### MATERIAL ###

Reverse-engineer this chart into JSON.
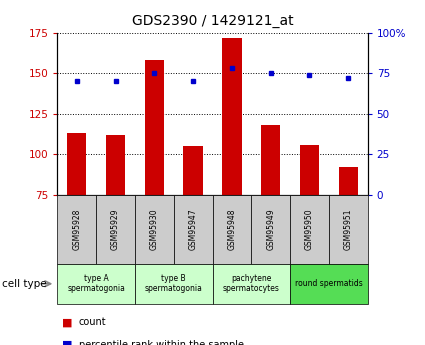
{
  "title": "GDS2390 / 1429121_at",
  "samples": [
    "GSM95928",
    "GSM95929",
    "GSM95930",
    "GSM95947",
    "GSM95948",
    "GSM95949",
    "GSM95950",
    "GSM95951"
  ],
  "counts": [
    113,
    112,
    158,
    105,
    172,
    118,
    106,
    92
  ],
  "percentiles": [
    70,
    70,
    75,
    70,
    78,
    75,
    74,
    72
  ],
  "ylim_left": [
    75,
    175
  ],
  "ylim_right": [
    0,
    100
  ],
  "yticks_left": [
    75,
    100,
    125,
    150,
    175
  ],
  "yticks_right": [
    0,
    25,
    50,
    75,
    100
  ],
  "ytick_labels_right": [
    "0",
    "25",
    "50",
    "75",
    "100%"
  ],
  "bar_color": "#cc0000",
  "dot_color": "#0000cc",
  "groups": [
    {
      "label": "type A\nspermatogonia",
      "indices": [
        0,
        1
      ],
      "color": "#ccffcc"
    },
    {
      "label": "type B\nspermatogonia",
      "indices": [
        2,
        3
      ],
      "color": "#ccffcc"
    },
    {
      "label": "pachytene\nspermatocytes",
      "indices": [
        4,
        5
      ],
      "color": "#ccffcc"
    },
    {
      "label": "round spermatids",
      "indices": [
        6,
        7
      ],
      "color": "#55dd55"
    }
  ],
  "sample_box_color": "#cccccc",
  "cell_type_label": "cell type",
  "legend_count_label": "count",
  "legend_pct_label": "percentile rank within the sample",
  "background_color": "#ffffff",
  "tick_color_left": "#cc0000",
  "tick_color_right": "#0000cc"
}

###

AIM. Repeat verbatim all the material, but not the pictures.

SOLVED EXERCISE.
Reverse-engineer this chart into JSON.
{
  "title": "GDS2390 / 1429121_at",
  "samples": [
    "GSM95928",
    "GSM95929",
    "GSM95930",
    "GSM95947",
    "GSM95948",
    "GSM95949",
    "GSM95950",
    "GSM95951"
  ],
  "counts": [
    113,
    112,
    158,
    105,
    172,
    118,
    106,
    92
  ],
  "percentiles": [
    70,
    70,
    75,
    70,
    78,
    75,
    74,
    72
  ],
  "ylim_left": [
    75,
    175
  ],
  "ylim_right": [
    0,
    100
  ],
  "yticks_left": [
    75,
    100,
    125,
    150,
    175
  ],
  "yticks_right": [
    0,
    25,
    50,
    75,
    100
  ],
  "ytick_labels_right": [
    "0",
    "25",
    "50",
    "75",
    "100%"
  ],
  "bar_color": "#cc0000",
  "dot_color": "#0000cc",
  "groups": [
    {
      "label": "type A\nspermatogonia",
      "indices": [
        0,
        1
      ],
      "color": "#ccffcc"
    },
    {
      "label": "type B\nspermatogonia",
      "indices": [
        2,
        3
      ],
      "color": "#ccffcc"
    },
    {
      "label": "pachytene\nspermatocytes",
      "indices": [
        4,
        5
      ],
      "color": "#ccffcc"
    },
    {
      "label": "round spermatids",
      "indices": [
        6,
        7
      ],
      "color": "#55dd55"
    }
  ],
  "sample_box_color": "#cccccc",
  "cell_type_label": "cell type",
  "legend_count_label": "count",
  "legend_pct_label": "percentile rank within the sample",
  "background_color": "#ffffff",
  "tick_color_left": "#cc0000",
  "tick_color_right": "#0000cc"
}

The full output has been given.